───── PASSAGE GIVEN ─────
Prof. Douglas Thain: allpairs

Showing posts with label allpairs. Show all posts

Monday, November 1, 2010

Compiling Workflows with Weaver

Over the last year, our Makeflow system has become quite popular here at Notre Dame. Briefly, Makeflow takes a workload expressed in the plain old Make format, and executes it in a distributed system, using the dependency information to set up the appropriate remote execution environment. It does not require a distributed filesystem, so it's easy to get your applications going on hundreds to thousands of processors from the cloud or the grid. Makeflow is currently the back-end engine for our science portals in bioinformatics, biometrics, and molecular dynamics.

It didn't take long before our users started writing scripts in Perl or Python in order to generate Makeflows with tens of thousands of nodes. Those scripts all did similar things (query a database, break a dataset into N pieces) but also started to get unruly and difficult to debug. It wasn't easy to look at a script generator and determine what it was trying to accomplish.
─────
▸ **WHAT THIS TASK INVOLVES**: Write out the passage of the Makeflow post word for word, starting at "Showing posts with" and stopping after "and molecular dynamics.".
───── RECORDED DATA ─────
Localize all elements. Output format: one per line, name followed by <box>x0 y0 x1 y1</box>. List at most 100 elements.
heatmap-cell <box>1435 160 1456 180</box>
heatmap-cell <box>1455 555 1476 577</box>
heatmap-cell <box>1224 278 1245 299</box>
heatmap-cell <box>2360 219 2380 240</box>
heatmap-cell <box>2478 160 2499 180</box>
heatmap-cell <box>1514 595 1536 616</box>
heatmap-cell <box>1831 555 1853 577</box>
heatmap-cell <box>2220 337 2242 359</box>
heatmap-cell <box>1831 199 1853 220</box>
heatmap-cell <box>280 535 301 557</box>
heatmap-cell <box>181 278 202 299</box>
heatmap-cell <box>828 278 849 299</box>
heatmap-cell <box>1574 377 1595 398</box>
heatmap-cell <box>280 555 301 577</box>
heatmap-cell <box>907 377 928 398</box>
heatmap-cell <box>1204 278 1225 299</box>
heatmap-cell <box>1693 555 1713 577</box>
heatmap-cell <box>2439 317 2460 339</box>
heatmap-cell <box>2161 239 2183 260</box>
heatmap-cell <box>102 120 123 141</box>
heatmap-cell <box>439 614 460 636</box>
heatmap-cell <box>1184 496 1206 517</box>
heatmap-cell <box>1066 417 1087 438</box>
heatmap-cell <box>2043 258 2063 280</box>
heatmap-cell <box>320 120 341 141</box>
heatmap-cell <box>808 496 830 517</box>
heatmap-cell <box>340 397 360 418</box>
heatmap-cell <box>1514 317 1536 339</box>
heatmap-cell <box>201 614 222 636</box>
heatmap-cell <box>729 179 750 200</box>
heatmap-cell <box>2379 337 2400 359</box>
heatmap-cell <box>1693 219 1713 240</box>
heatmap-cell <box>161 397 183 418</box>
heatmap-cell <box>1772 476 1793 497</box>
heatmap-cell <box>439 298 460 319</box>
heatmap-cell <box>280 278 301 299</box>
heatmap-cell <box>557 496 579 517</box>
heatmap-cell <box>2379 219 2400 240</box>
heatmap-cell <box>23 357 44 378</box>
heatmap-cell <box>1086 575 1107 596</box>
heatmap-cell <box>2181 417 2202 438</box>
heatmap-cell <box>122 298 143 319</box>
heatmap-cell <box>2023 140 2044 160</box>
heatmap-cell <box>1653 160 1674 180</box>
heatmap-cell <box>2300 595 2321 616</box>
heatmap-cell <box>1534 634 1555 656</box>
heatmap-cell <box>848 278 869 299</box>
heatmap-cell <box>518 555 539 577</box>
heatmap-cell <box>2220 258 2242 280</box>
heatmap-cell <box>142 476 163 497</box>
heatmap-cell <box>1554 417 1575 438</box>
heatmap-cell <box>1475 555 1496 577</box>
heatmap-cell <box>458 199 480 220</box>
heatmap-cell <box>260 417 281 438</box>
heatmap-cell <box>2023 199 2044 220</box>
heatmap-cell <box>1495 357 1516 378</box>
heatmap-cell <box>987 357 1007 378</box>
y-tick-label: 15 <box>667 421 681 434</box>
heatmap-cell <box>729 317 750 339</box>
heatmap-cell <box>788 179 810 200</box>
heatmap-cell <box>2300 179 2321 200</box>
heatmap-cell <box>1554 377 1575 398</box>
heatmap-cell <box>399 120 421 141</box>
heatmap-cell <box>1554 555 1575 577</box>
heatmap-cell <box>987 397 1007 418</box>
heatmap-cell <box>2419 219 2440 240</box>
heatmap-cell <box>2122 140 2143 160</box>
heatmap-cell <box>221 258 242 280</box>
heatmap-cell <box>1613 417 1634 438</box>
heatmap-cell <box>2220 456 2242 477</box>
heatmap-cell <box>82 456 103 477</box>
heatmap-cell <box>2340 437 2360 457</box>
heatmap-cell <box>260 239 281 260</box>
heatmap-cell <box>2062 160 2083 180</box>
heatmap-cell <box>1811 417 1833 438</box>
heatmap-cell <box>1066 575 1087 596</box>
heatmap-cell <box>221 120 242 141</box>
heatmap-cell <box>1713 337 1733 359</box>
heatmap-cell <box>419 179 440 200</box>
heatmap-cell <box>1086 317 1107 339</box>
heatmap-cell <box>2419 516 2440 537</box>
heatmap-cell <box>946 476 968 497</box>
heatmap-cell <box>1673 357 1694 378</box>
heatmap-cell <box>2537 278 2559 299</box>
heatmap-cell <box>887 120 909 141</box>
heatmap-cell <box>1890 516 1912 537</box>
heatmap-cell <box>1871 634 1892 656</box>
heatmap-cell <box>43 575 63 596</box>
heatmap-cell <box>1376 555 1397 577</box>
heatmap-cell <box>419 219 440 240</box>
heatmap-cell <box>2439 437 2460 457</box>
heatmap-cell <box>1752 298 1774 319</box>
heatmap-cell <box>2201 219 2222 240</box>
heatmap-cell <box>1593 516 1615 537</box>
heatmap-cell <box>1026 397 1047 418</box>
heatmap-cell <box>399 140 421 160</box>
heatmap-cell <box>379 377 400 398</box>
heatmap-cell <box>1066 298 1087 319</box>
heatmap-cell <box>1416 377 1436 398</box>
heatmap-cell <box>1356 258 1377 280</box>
─────
▸ **THE ANSWER**:
Showing posts with label allpairs. Show all posts

Monday, November 1, 2010

Compiling Workflows with Weaver

Over the last year, our Makeflow system has become quite popular here at Notre Dame. Briefly, Makeflow takes a workload expressed in the plain old Make format, and executes it in a distributed system, using the dependency information to set up the appropriate remote execution environment. It does not require a distributed filesystem, so it's easy to get your applications going on hundreds to thousands of processors from the cloud or the grid. Makeflow is currently the back-end engine for our science portals in bioinformatics, biometrics, and molecular dynamics.